Aim of the task:
For every line in the records that has the word "cumprimento", make a copy.

(Collected data)
[Start]

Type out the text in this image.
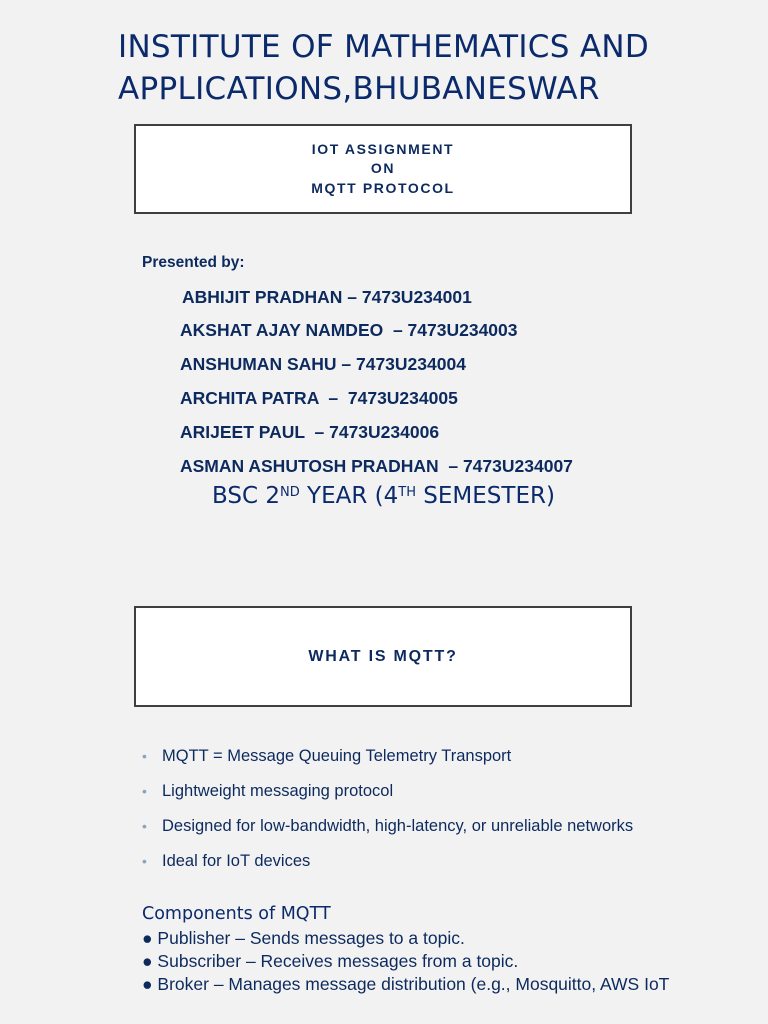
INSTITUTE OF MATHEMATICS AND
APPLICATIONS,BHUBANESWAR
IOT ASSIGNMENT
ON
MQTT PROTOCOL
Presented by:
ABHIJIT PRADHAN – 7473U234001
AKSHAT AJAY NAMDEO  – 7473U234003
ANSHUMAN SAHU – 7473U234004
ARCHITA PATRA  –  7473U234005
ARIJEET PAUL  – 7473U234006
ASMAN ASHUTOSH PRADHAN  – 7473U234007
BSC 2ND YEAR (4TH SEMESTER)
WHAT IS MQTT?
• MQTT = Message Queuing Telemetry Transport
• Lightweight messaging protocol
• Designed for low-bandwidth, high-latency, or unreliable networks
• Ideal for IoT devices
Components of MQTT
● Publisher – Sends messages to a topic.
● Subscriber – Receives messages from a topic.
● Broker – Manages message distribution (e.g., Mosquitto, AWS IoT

[End]
[Start]

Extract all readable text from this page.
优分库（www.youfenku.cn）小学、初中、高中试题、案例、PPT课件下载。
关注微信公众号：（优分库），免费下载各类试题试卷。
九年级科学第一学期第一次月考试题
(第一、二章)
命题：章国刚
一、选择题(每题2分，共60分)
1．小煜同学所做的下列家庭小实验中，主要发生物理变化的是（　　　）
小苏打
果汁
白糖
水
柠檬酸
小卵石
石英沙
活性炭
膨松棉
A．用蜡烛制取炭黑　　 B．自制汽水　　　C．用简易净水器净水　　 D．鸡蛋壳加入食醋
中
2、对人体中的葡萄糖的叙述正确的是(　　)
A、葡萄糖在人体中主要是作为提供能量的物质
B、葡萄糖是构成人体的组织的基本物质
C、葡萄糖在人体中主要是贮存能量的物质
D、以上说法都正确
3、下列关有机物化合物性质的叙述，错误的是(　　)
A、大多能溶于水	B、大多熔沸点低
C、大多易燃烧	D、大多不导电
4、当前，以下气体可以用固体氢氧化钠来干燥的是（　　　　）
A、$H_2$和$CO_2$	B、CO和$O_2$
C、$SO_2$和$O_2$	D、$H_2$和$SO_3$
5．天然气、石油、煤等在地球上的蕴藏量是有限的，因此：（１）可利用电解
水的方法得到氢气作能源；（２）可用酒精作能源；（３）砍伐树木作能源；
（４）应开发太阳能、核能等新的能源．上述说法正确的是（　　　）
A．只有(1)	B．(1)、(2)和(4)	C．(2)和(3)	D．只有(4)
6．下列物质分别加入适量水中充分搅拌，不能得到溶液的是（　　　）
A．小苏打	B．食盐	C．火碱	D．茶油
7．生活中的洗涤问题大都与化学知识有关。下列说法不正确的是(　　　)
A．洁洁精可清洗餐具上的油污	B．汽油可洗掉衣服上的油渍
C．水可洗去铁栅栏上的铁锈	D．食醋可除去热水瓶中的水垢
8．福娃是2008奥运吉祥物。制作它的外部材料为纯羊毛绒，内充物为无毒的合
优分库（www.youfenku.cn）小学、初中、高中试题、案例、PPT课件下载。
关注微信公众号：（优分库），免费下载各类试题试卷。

[End]
[Start]

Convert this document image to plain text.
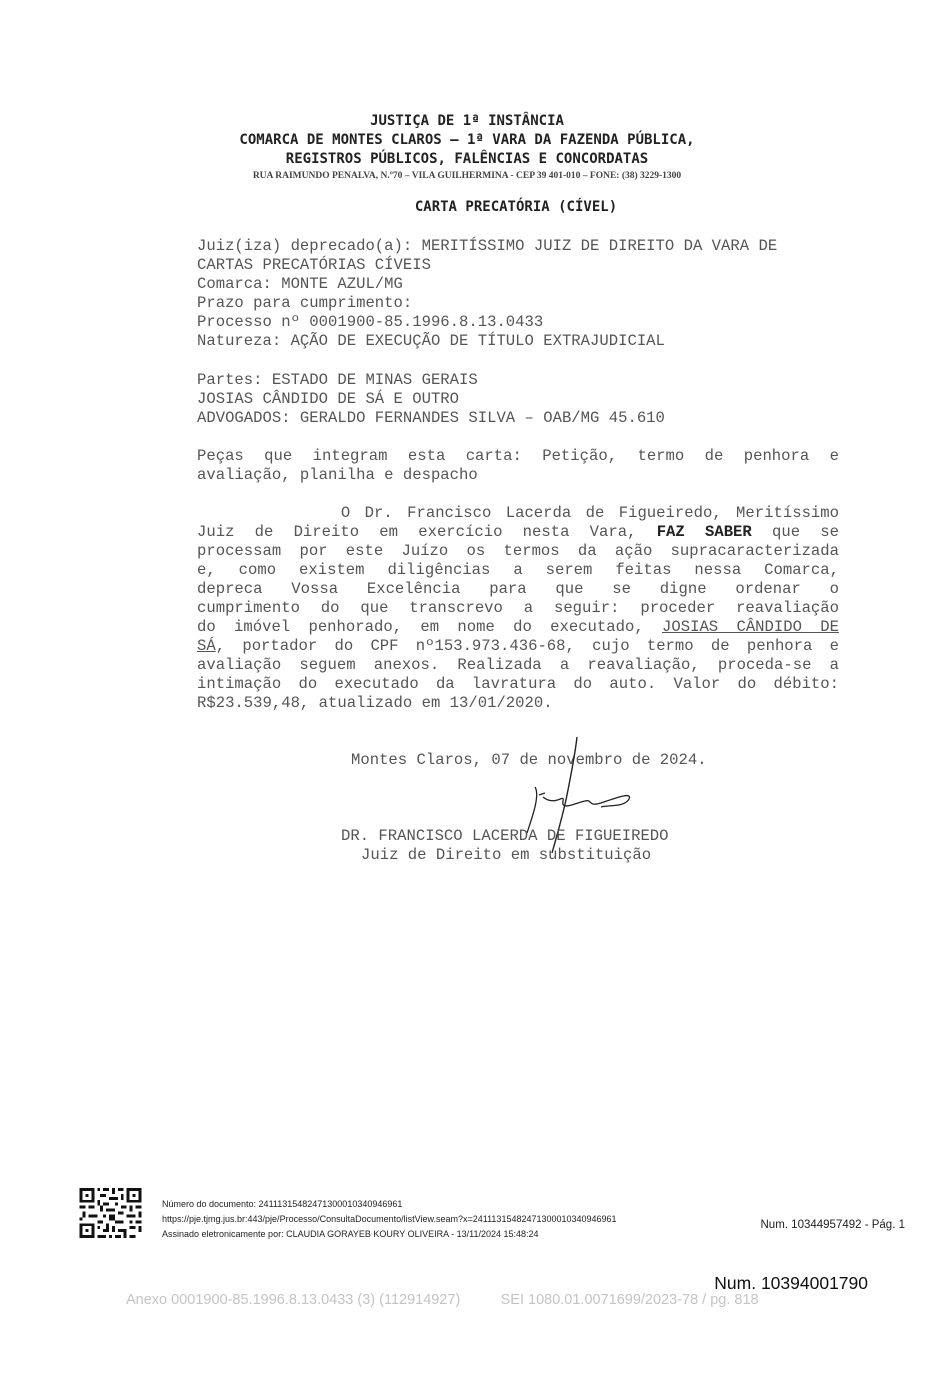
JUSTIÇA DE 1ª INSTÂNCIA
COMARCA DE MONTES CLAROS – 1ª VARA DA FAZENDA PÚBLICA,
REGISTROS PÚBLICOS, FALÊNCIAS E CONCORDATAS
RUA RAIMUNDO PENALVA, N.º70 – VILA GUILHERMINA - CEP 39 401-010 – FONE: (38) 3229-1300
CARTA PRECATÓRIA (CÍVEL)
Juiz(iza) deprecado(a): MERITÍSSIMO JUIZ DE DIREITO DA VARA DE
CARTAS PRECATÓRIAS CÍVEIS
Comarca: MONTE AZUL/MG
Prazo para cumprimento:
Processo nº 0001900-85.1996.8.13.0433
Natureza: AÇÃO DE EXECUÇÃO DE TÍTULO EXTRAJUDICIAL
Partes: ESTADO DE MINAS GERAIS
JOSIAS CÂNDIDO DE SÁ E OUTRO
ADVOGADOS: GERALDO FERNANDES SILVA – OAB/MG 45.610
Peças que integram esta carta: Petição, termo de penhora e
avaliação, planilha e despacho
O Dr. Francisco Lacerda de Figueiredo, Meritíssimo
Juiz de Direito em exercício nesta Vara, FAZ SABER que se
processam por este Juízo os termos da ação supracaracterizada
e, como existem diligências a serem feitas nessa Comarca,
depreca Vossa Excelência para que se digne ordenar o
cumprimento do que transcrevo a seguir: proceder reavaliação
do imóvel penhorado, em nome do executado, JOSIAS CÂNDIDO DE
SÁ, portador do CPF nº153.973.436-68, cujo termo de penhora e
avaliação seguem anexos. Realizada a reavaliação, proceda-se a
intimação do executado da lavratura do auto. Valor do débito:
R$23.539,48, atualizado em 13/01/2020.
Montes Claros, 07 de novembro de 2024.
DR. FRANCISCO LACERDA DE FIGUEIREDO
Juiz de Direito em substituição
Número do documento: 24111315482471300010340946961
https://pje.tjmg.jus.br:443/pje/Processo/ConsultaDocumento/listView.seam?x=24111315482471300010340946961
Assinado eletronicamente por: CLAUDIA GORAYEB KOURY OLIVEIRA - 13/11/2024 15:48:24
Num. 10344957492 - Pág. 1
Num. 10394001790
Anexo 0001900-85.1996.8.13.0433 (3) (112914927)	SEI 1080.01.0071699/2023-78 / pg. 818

[End]

Full output:
Prazo para cumprimento:
cumprimento do que transcrevo a seguir: proceder reavaliação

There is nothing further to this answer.